━━━ Task data

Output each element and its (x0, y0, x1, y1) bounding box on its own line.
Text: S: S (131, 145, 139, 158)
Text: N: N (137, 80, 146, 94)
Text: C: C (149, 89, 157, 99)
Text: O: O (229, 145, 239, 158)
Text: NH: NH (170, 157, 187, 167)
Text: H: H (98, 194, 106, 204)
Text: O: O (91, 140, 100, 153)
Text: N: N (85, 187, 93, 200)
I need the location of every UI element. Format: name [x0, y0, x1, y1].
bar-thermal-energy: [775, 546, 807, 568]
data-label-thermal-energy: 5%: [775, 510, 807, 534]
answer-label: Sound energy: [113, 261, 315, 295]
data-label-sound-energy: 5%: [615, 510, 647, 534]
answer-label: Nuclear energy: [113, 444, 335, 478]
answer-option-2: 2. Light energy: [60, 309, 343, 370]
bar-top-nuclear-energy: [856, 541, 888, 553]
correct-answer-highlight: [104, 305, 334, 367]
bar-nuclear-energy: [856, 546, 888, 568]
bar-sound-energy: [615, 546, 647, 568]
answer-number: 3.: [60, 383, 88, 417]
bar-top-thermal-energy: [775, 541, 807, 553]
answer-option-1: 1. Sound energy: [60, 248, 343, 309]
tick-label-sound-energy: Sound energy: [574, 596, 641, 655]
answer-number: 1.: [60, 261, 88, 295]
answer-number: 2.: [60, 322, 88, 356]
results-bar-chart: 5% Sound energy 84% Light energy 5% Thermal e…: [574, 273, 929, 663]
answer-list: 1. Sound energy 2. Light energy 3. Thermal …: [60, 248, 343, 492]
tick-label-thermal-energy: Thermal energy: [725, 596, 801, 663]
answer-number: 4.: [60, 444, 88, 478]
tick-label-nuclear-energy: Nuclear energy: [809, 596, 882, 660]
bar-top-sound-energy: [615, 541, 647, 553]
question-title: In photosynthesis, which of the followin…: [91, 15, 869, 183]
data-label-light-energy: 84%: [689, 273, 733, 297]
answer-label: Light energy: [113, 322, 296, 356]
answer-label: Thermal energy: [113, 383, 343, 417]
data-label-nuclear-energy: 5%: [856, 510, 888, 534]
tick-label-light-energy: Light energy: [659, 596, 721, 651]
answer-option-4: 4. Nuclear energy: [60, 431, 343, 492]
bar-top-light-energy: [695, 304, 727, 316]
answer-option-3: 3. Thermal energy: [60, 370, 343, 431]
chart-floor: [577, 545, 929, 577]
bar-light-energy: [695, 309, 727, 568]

━━━━━━

Please output the lines of the listing word for word, from its first line through the line holding "Text: N: N (85, 187, 93, 200)", with both included.

- Exercise solution
Output each element and its (x0, y0, x1, y1) bounding box on its own line.
Text: S: S (131, 145, 139, 158)
Text: N: N (137, 80, 146, 94)
Text: C: C (149, 89, 157, 99)
Text: O: O (229, 145, 239, 158)
Text: NH: NH (170, 157, 187, 167)
Text: H: H (98, 194, 106, 204)
Text: O: O (91, 140, 100, 153)
Text: N: N (85, 187, 93, 200)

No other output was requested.